Task brief
From the listing below, pick out each line with the word "qancha".

★ ★ ★ ★

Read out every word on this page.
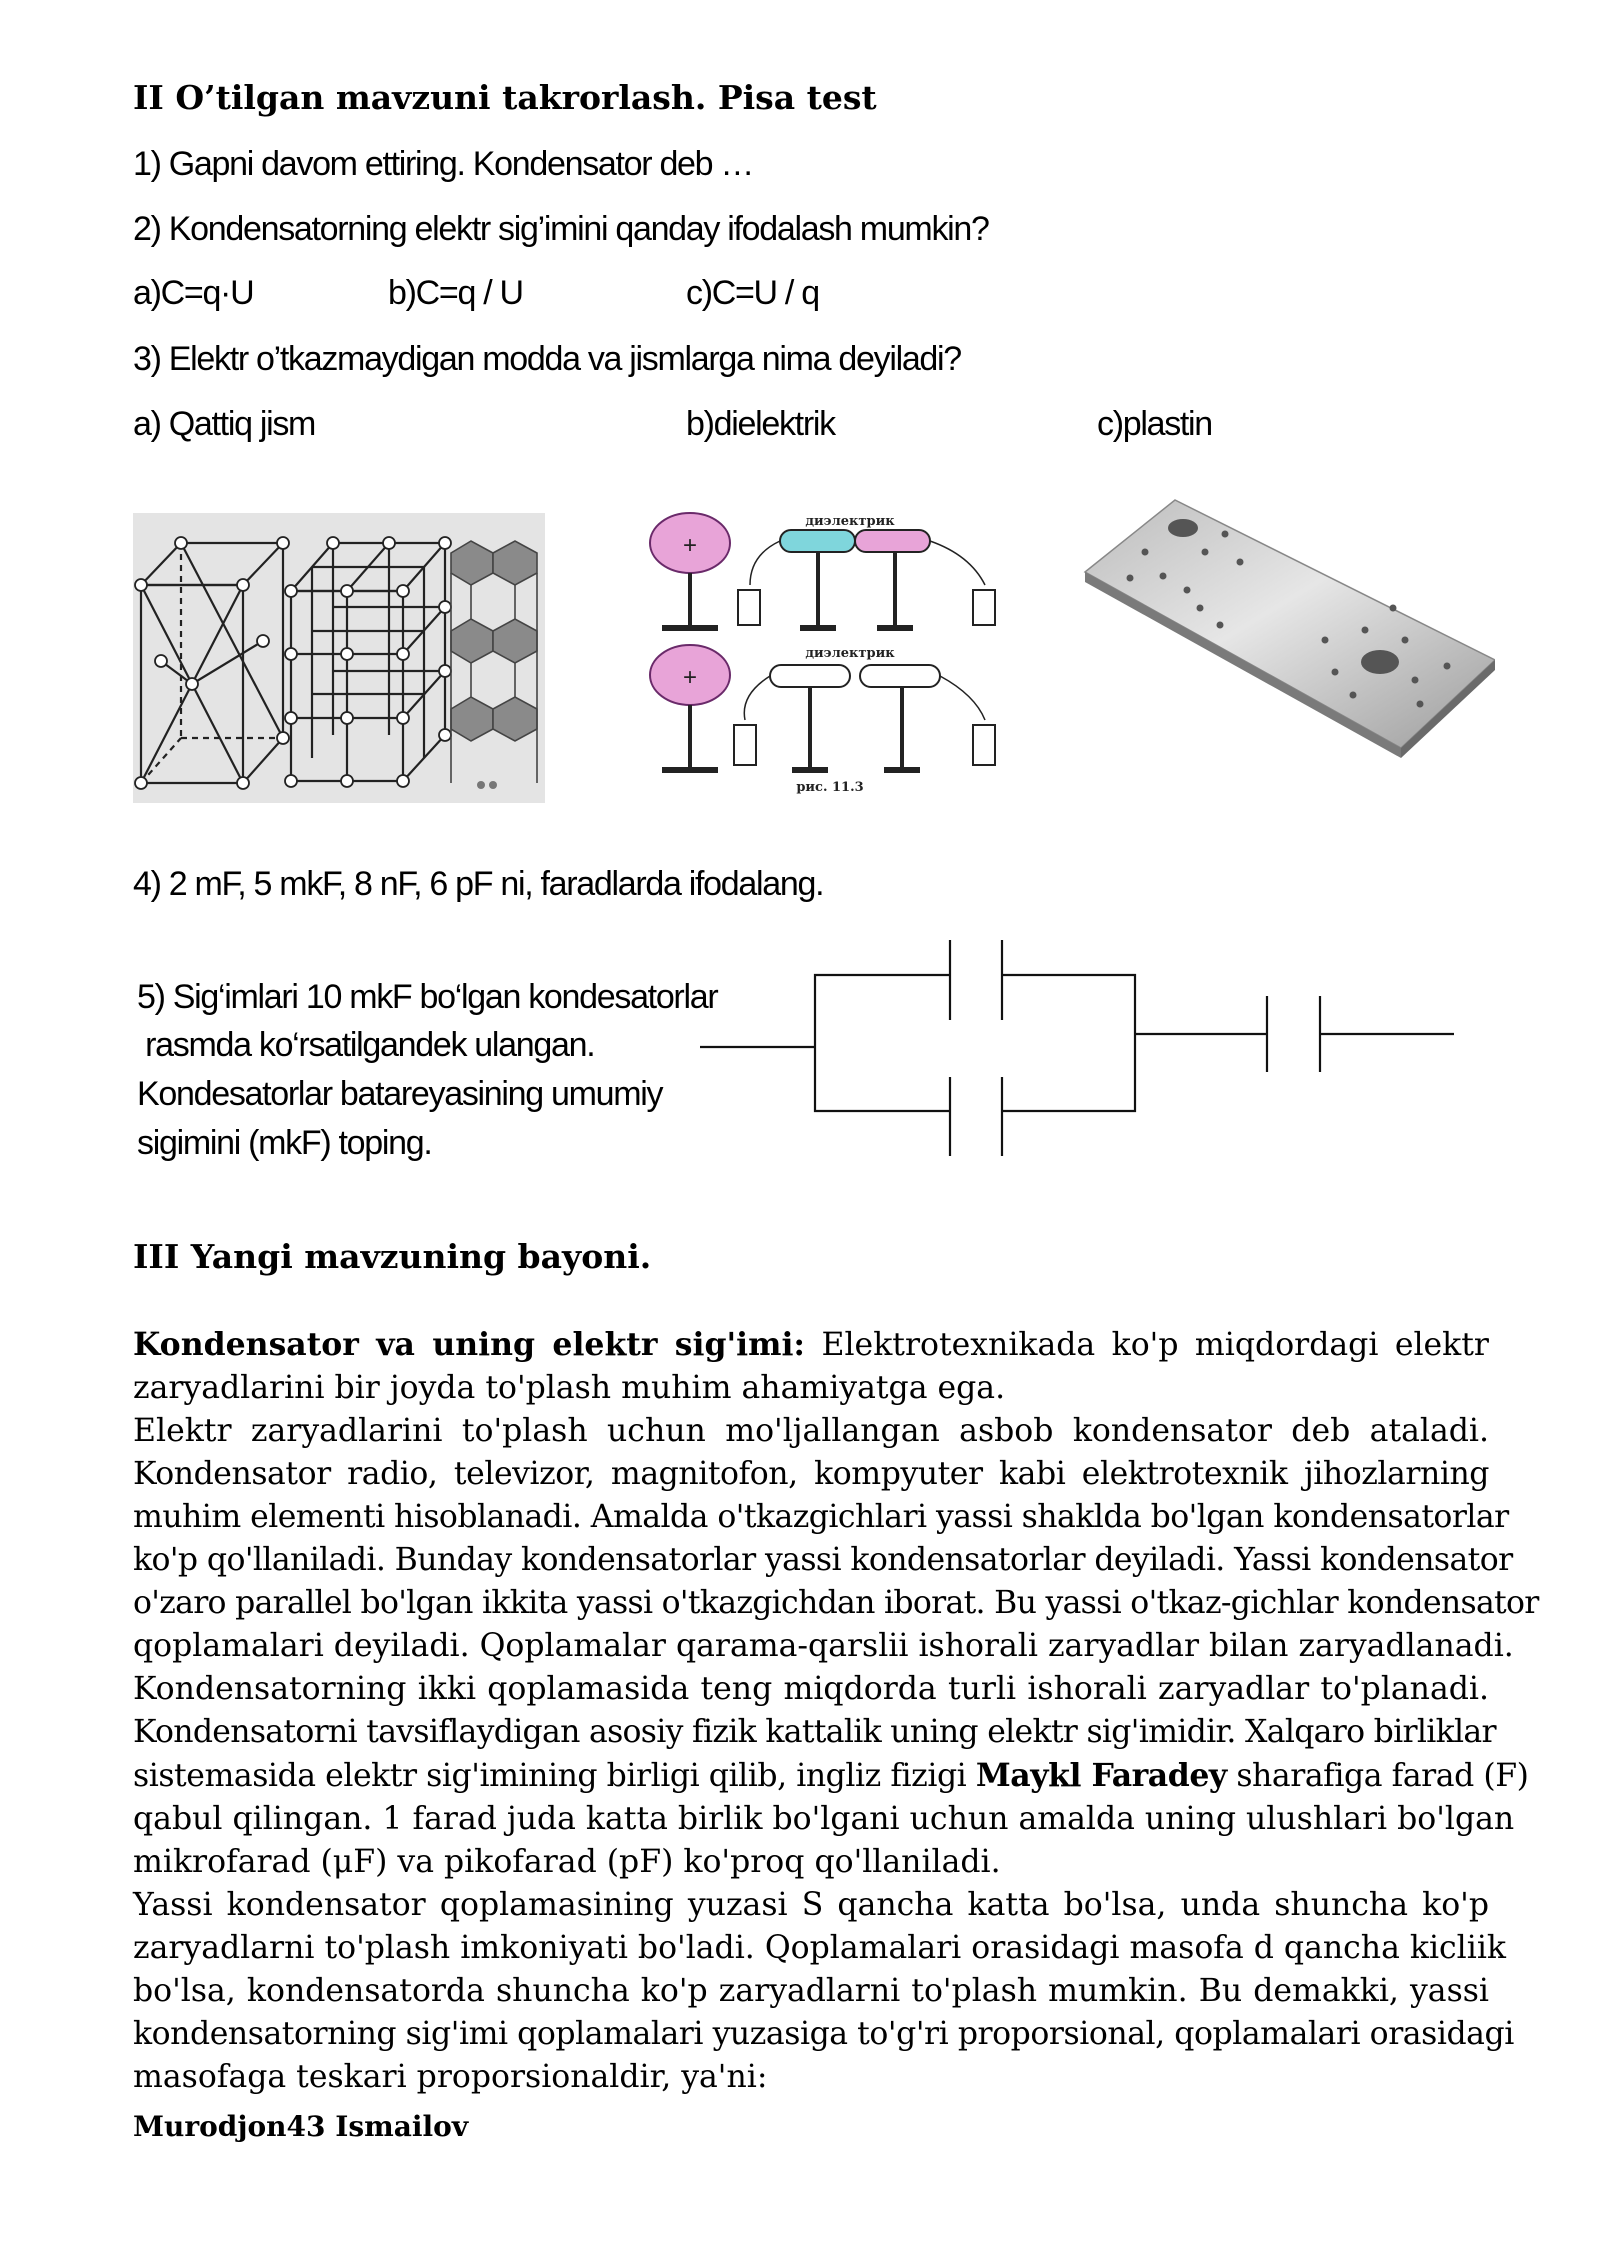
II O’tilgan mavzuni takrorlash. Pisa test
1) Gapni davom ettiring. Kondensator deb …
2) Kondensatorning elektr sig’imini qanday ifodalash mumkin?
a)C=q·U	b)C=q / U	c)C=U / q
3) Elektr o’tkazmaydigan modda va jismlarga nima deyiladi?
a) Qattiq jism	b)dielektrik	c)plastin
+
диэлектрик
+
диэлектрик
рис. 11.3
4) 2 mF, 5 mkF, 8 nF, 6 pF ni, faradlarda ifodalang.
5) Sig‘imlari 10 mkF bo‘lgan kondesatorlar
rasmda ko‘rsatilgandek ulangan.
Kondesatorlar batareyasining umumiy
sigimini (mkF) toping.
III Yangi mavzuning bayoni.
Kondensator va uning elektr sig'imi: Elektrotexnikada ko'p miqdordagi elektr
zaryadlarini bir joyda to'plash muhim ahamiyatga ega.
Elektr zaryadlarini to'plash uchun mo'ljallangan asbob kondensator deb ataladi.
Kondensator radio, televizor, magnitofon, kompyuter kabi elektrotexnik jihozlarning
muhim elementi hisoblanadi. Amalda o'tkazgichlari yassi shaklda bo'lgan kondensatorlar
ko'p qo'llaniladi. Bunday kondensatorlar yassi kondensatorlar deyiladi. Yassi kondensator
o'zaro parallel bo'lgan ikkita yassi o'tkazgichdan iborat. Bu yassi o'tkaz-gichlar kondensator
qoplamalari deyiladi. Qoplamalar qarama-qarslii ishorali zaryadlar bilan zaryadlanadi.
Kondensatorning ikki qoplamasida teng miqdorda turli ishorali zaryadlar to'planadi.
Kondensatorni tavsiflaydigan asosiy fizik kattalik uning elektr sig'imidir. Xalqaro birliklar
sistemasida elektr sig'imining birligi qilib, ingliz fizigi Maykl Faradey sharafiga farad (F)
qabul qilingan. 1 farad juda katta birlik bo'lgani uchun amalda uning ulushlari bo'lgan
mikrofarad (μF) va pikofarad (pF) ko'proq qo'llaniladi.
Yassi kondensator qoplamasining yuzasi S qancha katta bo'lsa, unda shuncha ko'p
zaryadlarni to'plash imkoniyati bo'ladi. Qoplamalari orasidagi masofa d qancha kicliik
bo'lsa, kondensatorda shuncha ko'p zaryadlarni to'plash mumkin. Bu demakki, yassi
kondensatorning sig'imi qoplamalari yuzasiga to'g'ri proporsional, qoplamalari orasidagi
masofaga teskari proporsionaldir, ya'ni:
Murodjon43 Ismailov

★ ★ ★ ★

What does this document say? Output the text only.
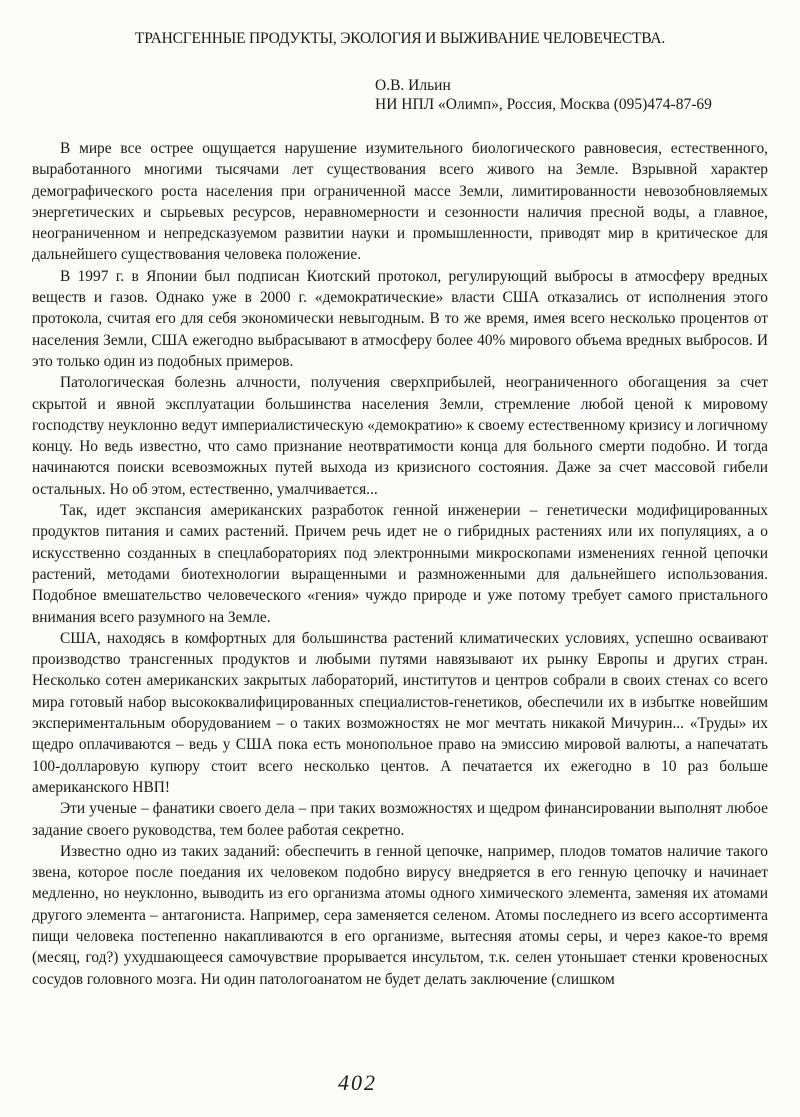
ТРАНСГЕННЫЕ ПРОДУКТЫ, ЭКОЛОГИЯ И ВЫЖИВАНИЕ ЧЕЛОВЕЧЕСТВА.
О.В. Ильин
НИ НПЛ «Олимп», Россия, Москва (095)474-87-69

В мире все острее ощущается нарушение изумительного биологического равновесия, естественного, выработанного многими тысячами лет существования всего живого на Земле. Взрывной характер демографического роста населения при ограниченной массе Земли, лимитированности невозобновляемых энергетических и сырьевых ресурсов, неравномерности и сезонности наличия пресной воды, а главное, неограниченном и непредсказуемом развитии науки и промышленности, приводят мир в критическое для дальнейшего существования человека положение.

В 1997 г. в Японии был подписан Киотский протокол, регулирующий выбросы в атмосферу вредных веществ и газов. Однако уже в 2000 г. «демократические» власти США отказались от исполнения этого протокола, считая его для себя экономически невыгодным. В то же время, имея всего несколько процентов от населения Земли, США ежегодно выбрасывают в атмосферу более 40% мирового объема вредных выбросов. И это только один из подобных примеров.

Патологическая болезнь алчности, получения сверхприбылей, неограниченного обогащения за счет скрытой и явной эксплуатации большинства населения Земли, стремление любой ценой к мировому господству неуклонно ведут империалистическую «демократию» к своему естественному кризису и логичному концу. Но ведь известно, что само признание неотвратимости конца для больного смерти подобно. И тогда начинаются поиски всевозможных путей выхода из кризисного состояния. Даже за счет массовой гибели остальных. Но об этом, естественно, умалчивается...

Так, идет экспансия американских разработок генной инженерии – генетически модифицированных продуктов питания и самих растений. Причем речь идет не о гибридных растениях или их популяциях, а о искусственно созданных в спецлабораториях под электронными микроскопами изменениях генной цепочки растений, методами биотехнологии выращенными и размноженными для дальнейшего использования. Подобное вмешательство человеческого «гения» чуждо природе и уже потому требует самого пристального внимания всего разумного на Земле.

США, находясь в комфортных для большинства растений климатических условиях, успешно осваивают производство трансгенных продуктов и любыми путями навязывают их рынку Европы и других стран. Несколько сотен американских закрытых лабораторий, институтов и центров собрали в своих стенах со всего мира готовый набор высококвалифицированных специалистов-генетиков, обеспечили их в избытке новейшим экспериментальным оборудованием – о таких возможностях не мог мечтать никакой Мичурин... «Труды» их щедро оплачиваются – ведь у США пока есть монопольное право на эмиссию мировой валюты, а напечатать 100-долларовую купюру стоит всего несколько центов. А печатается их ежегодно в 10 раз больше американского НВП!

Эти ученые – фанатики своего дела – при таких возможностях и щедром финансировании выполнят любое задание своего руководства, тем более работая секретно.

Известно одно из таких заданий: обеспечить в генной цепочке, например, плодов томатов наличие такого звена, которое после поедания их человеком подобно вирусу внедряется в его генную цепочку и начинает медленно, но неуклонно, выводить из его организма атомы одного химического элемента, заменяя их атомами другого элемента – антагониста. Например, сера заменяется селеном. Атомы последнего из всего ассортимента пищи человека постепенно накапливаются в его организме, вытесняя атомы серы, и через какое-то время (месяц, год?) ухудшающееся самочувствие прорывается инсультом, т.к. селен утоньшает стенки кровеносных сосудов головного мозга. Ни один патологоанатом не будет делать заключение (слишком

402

★ ★ ★ ★

The reply
Yassi kondensator qoplamasining yuzasi S qancha katta bo'lsa, unda shuncha ko'p
zaryadlarni to'plash imkoniyati bo'ladi. Qoplamalari orasidagi masofa d qancha kicliik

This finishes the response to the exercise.